# WHAT YOU ARE ASKED TO DO
Could you format each line of the listing below as a numbered list, skipping blank lines and omitting the pictures?

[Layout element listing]
┄┄┄┄┄┄┄┄┄┄┄┄┄┄┄┄┄┄┄┄
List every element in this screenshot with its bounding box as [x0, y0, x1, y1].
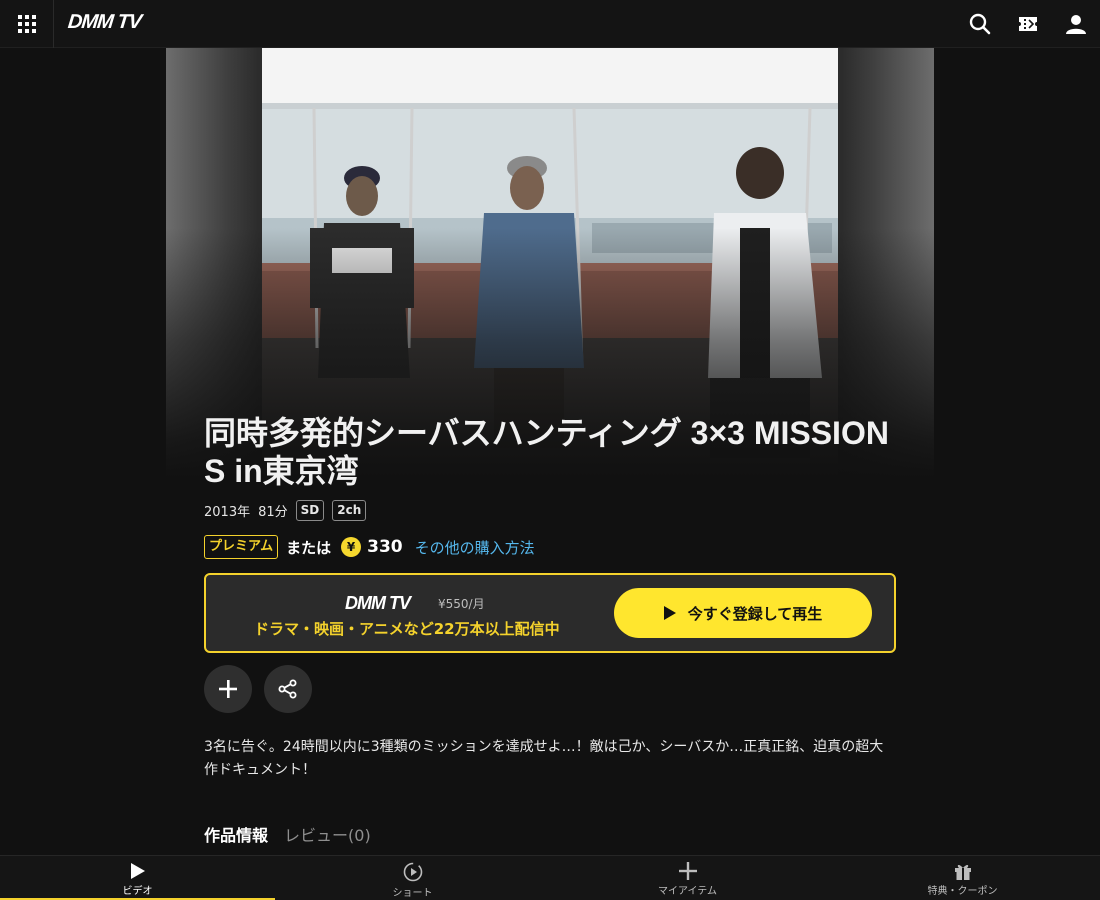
release-year: 2013年 — [204, 505, 251, 520]
dmm-tv-logo[interactable]: DMM TV — [67, 11, 142, 34]
nav-label-my-items: マイアイテム — [658, 886, 717, 897]
premium-promo-banner: DMM TV ¥550/月 ドラマ・映画・アニメなど22万本以上配信中 今すぐ登… — [204, 573, 896, 653]
or-label: または — [286, 538, 332, 557]
play-icon — [663, 606, 676, 620]
nav-item-benefits-coupons[interactable]: 特典・クーポン — [825, 856, 1100, 900]
price-row: プレミアム または ¥ 330 その他の購入方法 — [204, 535, 535, 559]
promo-dmm-tv-logo: DMM TV — [345, 593, 411, 613]
nav-item-short[interactable]: ショート — [275, 856, 550, 900]
subscribe-and-play-label: 今すぐ登録して再生 — [687, 604, 823, 623]
ticket-icon — [1019, 17, 1037, 31]
promo-tagline: ドラマ・映画・アニメなど22万本以上配信中 — [254, 620, 560, 638]
play-icon — [130, 863, 145, 879]
grid-menu-icon — [17, 15, 36, 33]
premium-badge: プレミアム — [204, 535, 279, 559]
account-button[interactable] — [1062, 10, 1090, 38]
yen-coin-icon: ¥ — [341, 537, 362, 557]
ticket-button[interactable] — [1014, 10, 1042, 38]
duration: 81分 — [258, 505, 288, 520]
tab-work-info[interactable]: 作品情報 — [204, 824, 268, 848]
nav-label-benefits-coupons: 特典・クーポン — [927, 886, 998, 897]
other-purchase-methods-link[interactable]: その他の購入方法 — [415, 537, 535, 558]
page-title: 同時多発的シーバスハンティング 3×3 MISSIONS in東京湾 — [204, 415, 889, 489]
grid-menu-button[interactable] — [0, 0, 54, 48]
search-icon — [969, 13, 991, 35]
add-to-mylist-button[interactable] — [204, 665, 252, 713]
audio-channel-badge: 2ch — [332, 500, 367, 521]
promo-monthly-price: ¥550/月 — [438, 597, 485, 611]
tab-reviews[interactable]: レビュー(0) — [284, 824, 371, 848]
bottom-navigation: ビデオ ショート マイアイテム 特典・クーポン — [0, 855, 1100, 900]
short-play-icon — [403, 862, 422, 882]
rental-price: 330 — [367, 537, 403, 557]
video-meta: 2013年 81分 SD 2ch — [204, 500, 374, 521]
share-button[interactable] — [264, 665, 312, 713]
video-description: 3名に告ぐ。24時間以内に3種類のミッションを達成せよ…！敵は己か、シーバスか…… — [204, 739, 884, 778]
nav-label-video: ビデオ — [122, 886, 153, 897]
top-header: DMM TV — [0, 0, 1100, 48]
quality-badge: SD — [295, 500, 325, 521]
plus-icon — [219, 680, 237, 698]
plus-icon — [678, 862, 697, 880]
share-icon — [278, 679, 297, 699]
detail-tabs: 作品情報 レビュー(0) — [204, 824, 387, 848]
subscribe-and-play-button[interactable]: 今すぐ登録して再生 — [614, 588, 872, 638]
gift-icon — [954, 864, 971, 880]
nav-label-short: ショート — [392, 888, 433, 899]
nav-item-video[interactable]: ビデオ — [0, 856, 275, 900]
search-button[interactable] — [966, 10, 994, 38]
nav-item-my-items[interactable]: マイアイテム — [550, 856, 825, 900]
user-icon — [1066, 15, 1086, 34]
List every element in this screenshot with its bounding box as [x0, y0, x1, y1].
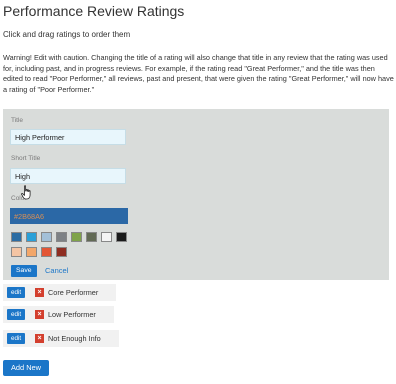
rating-row[interactable]: edit × Not Enough Info [3, 330, 119, 347]
cancel-button[interactable]: Cancel [45, 265, 68, 277]
delete-icon[interactable]: × [35, 310, 44, 319]
title-label: Title [11, 117, 24, 124]
color-swatch[interactable] [116, 232, 127, 242]
color-swatch[interactable] [41, 247, 52, 257]
color-swatch[interactable] [11, 232, 22, 242]
color-swatch[interactable] [26, 247, 37, 257]
rating-row[interactable]: edit × Low Performer [3, 306, 114, 323]
title-input[interactable] [10, 129, 126, 145]
color-swatch[interactable] [56, 232, 67, 242]
edit-button[interactable]: edit [7, 309, 26, 320]
color-swatch[interactable] [11, 247, 22, 257]
rating-label: Core Performer [48, 288, 99, 297]
color-input[interactable] [10, 208, 128, 224]
delete-icon[interactable]: × [35, 334, 44, 343]
page-title: Performance Review Ratings [3, 3, 185, 19]
color-swatch[interactable] [101, 232, 112, 242]
short-title-label: Short Title [11, 155, 41, 162]
rating-label: Not Enough Info [48, 334, 101, 343]
rating-label: Low Performer [48, 310, 96, 319]
edit-rating-panel: Title Short Title Color Save Cancel [3, 109, 389, 280]
warning-message: Warning! Edit with caution. Changing the… [3, 53, 394, 94]
color-swatch[interactable] [71, 232, 82, 242]
drag-instructions: Click and drag ratings to order them [3, 30, 131, 39]
short-title-input[interactable] [10, 168, 126, 184]
delete-icon[interactable]: × [35, 288, 44, 297]
rating-row[interactable]: edit × Core Performer [3, 284, 116, 301]
add-new-button[interactable]: Add New [3, 360, 49, 376]
save-button[interactable]: Save [11, 265, 37, 277]
hand-cursor-icon [21, 185, 31, 200]
color-swatch[interactable] [56, 247, 67, 257]
color-swatch[interactable] [26, 232, 37, 242]
edit-button[interactable]: edit [7, 333, 26, 344]
edit-button[interactable]: edit [7, 287, 26, 298]
color-swatch[interactable] [86, 232, 97, 242]
color-swatch[interactable] [41, 232, 52, 242]
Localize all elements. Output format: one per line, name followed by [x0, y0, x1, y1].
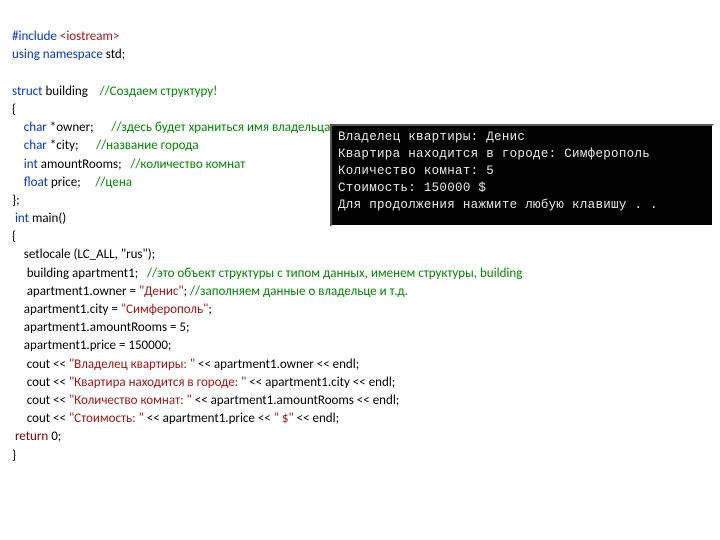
string-literal: "Стоимость: ": [69, 411, 147, 426]
comment: //название города: [96, 138, 199, 153]
include-directive: #include: [12, 29, 60, 44]
comment: //количество комнат: [130, 157, 245, 172]
console-line: Владелец квартиры: Денис: [338, 129, 706, 146]
return-keyword: return: [12, 429, 51, 444]
struct-keyword: struct: [12, 84, 43, 99]
string-literal: "Симферополь": [121, 302, 209, 317]
comment: //заполняем данные о владельце и т.д.: [190, 284, 408, 299]
string-literal: "Количество комнат: ": [69, 393, 195, 408]
comment: //это объект структуры с типом данных, и…: [147, 266, 480, 281]
comment: //здесь будет храниться имя владельца: [111, 120, 330, 135]
console-line: Количество комнат: 5: [338, 163, 706, 180]
include-header: <iostream>: [60, 29, 120, 44]
source-code: #include <iostream> using namespace std;…: [12, 10, 708, 465]
console-output: Владелец квартиры: Денис Квартира находи…: [330, 124, 714, 227]
console-line: Для продолжения нажмите любую клавишу . …: [338, 197, 706, 214]
string-literal: "Денис": [139, 284, 184, 299]
console-line: Стоимость: 150000 $: [338, 180, 706, 197]
comment: //Создаем структуру!: [100, 84, 218, 99]
string-literal: "Владелец квартиры: ": [69, 357, 198, 372]
using-namespace: using namespace: [12, 47, 103, 62]
console-line: Квартира находится в городе: Симферополь: [338, 146, 706, 163]
comment: //цена: [95, 175, 132, 190]
string-literal: "Квартира находится в городе: ": [69, 375, 249, 390]
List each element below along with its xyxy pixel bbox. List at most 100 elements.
┄┄┄┄┄┄┄┄┄┄┄┄┄┄┄┄┄┄┄┄
# WRITTEN ANSWER
1. List every element in this screenshot with its bounding box as [x0, y0, x1, y1].
2. release-year: 2013年 — [204, 505, 251, 520]
3. dmm-tv-logo[interactable]: DMM TV — [67, 11, 142, 34]
4. nav-label-my-items: マイアイテム — [658, 886, 717, 897]
5. premium-promo-banner: DMM TV ¥550/月 ドラマ・映画・アニメなど22万本以上配信中 今すぐ登… — [204, 573, 896, 653]
6. or-label: または — [286, 538, 332, 557]
7. play-icon — [663, 606, 676, 620]
8. nav-item-benefits-coupons[interactable]: 特典・クーポン — [825, 856, 1100, 900]
9. price-row: プレミアム または ¥ 330 その他の購入方法 — [204, 535, 535, 559]
10. promo-dmm-tv-logo: DMM TV — [345, 593, 411, 613]
11. nav-item-short[interactable]: ショート — [275, 856, 550, 900]
12. subscribe-and-play-label: 今すぐ登録して再生 — [687, 604, 823, 623]
13. ticket-icon — [1019, 17, 1037, 31]
14. promo-tagline: ドラマ・映画・アニメなど22万本以上配信中 — [254, 620, 560, 638]
15. play-icon — [130, 863, 145, 879]
16. grid-menu-icon — [17, 15, 36, 33]
17. premium-badge: プレミアム — [204, 535, 279, 559]
18. account-button[interactable] — [1062, 10, 1090, 38]
19. yen-coin-icon: ¥ — [341, 537, 362, 557]
20. ticket-button[interactable] — [1014, 10, 1042, 38]
21. duration: 81分 — [258, 505, 288, 520]
22. tab-work-info[interactable]: 作品情報 — [204, 824, 268, 848]
23. nav-label-benefits-coupons: 特典・クーポン — [927, 886, 998, 897]
24. other-purchase-methods-link[interactable]: その他の購入方法 — [415, 537, 535, 558]
25. page-title: 同時多発的シーバスハンティング 3×3 MISSIONS in東京湾 — [204, 415, 889, 489]
26. grid-menu-button[interactable] — [0, 0, 54, 48]
27. search-icon — [969, 13, 991, 35]
28. add-to-mylist-button[interactable] — [204, 665, 252, 713]
29. audio-channel-badge: 2ch — [332, 500, 367, 521]
30. promo-monthly-price: ¥550/月 — [438, 597, 485, 611]
31. tab-reviews[interactable]: レビュー(0) — [284, 824, 371, 848]
32. bottom-navigation: ビデオ ショート マイアイテム 特典・クーポン — [0, 855, 1100, 900]
33. short-play-icon — [403, 862, 422, 882]
34. rental-price: 330 — [367, 537, 403, 557]
35. video-meta: 2013年 81分 SD 2ch — [204, 500, 374, 521]
36. share-button[interactable] — [264, 665, 312, 713]
37. video-description: 3名に告ぐ。24時間以内に3種類のミッションを達成せよ…！敵は己か、シーバスか…… — [204, 739, 884, 778]
38. nav-label-video: ビデオ — [122, 886, 153, 897]
39. top-header: DMM TV — [0, 0, 1100, 48]
40. quality-badge: SD — [295, 500, 325, 521]
41. plus-icon — [219, 680, 237, 698]
42. plus-icon — [678, 862, 697, 880]
43. share-icon — [278, 679, 297, 699]
44. detail-tabs: 作品情報 レビュー(0) — [204, 824, 387, 848]
45. subscribe-and-play-button[interactable]: 今すぐ登録して再生 — [614, 588, 872, 638]
46. gift-icon — [954, 864, 971, 880]
47. nav-label-short: ショート — [392, 888, 433, 899]
48. nav-item-video[interactable]: ビデオ — [0, 856, 275, 900]
49. search-button[interactable] — [966, 10, 994, 38]
50. nav-item-my-items[interactable]: マイアイテム — [550, 856, 825, 900]
51. user-icon — [1066, 15, 1086, 34]
52. List every element in this screenshot with its bounding box as [x0, y0, x1, y1].
53. rating-row[interactable]: edit × Not Enough Info [3, 330, 119, 347]
54. cancel-button[interactable]: Cancel [45, 265, 68, 277]
55. delete-icon[interactable]: × [35, 310, 44, 319]
56. title-label: Title [11, 117, 24, 124]
57. color-swatch[interactable] [116, 232, 127, 242]
58. color-swatch[interactable] [41, 247, 52, 257]
59. color-swatch[interactable] [11, 232, 22, 242]
60. color-swatch[interactable] [26, 247, 37, 257]
61. rating-row[interactable]: edit × Low Performer [3, 306, 114, 323]
62. title-input[interactable] [10, 129, 126, 145]
63. color-swatch[interactable] [56, 232, 67, 242]
64. edit-button[interactable]: edit [7, 309, 26, 320]
65. color-swatch[interactable] [11, 247, 22, 257]
66. rating-label: Core Performer [48, 288, 99, 297]
67. color-input[interactable] [10, 208, 128, 224]
68. delete-icon[interactable]: × [35, 334, 44, 343]
69. page-title: Performance Review Ratings [3, 3, 185, 19]
70. color-swatch[interactable] [101, 232, 112, 242]
71. short-title-label: Short Title [11, 155, 41, 162]
72. rating-label: Not Enough Info [48, 334, 101, 343]
73. rating-label: Low Performer [48, 310, 96, 319]
74. edit-rating-panel: Title Short Title Color Save Cancel [3, 109, 389, 280]
75. warning-message: Warning! Edit with caution. Changing the… [3, 53, 394, 94]
76. color-swatch[interactable] [71, 232, 82, 242]
77. drag-instructions: Click and drag ratings to order them [3, 30, 131, 39]
78. short-title-input[interactable] [10, 168, 126, 184]
79. delete-icon[interactable]: × [35, 288, 44, 297]
80. rating-row[interactable]: edit × Core Performer [3, 284, 116, 301]
81. add-new-button[interactable]: Add New [3, 360, 49, 376]
82. save-button[interactable]: Save [11, 265, 37, 277]
83. hand-cursor-icon [21, 185, 31, 200]
84. color-swatch[interactable] [56, 247, 67, 257]
85. color-swatch[interactable] [26, 232, 37, 242]
86. edit-button[interactable]: edit [7, 333, 26, 344]
87. edit-button[interactable]: edit [7, 287, 26, 298]
88. color-swatch[interactable] [86, 232, 97, 242]
89. color-swatch[interactable] [41, 232, 52, 242]
90. Localize all elements. Output format: one per line, name followed by [x0, y0, x1, y1].
91. string-literal: "Стоимость: ": [69, 411, 147, 426]
92. comment: //название города: [96, 138, 199, 153]
93. include-directive: #include: [12, 29, 60, 44]
94. comment: //количество комнат: [130, 157, 245, 172]
95. console-line: Владелец квартиры: Денис: [338, 129, 706, 146]
96. return-keyword: return: [12, 429, 51, 444]
97. struct-keyword: struct: [12, 84, 43, 99]
98. string-literal: "Симферополь": [121, 302, 209, 317]
99. comment: //заполняем данные о владельце и т.д.: [190, 284, 408, 299]
100. string-literal: "Количество комнат: ": [69, 393, 195, 408]
101. comment: //это объект структуры с типом данных, и…: [147, 266, 480, 281]
102. comment: //здесь будет храниться имя владельца: [111, 120, 330, 135]
103. console-line: Количество комнат: 5: [338, 163, 706, 180]
104. include-header: <iostream>: [60, 29, 120, 44]
105. source-code: #include <iostream> using namespace std;…: [12, 10, 708, 465]
106. console-output: Владелец квартиры: Денис Квартира находи…: [330, 124, 714, 227]
107. console-line: Для продолжения нажмите любую клавишу . …: [338, 197, 706, 214]
108. string-literal: "Денис": [139, 284, 184, 299]
109. console-line: Стоимость: 150000 $: [338, 180, 706, 197]
110. comment: //Создаем структуру!: [100, 84, 218, 99]
111. string-literal: "Владелец квартиры: ": [69, 357, 198, 372]
112. using-namespace: using namespace: [12, 47, 103, 62]
113. console-line: Квартира находится в городе: Симферополь: [338, 146, 706, 163]
114. comment: //цена: [95, 175, 132, 190]
115. string-literal: "Квартира находится в городе: ": [69, 375, 249, 390]
116. List each element below along with its xyxy pixel bbox. List at most 100 elements.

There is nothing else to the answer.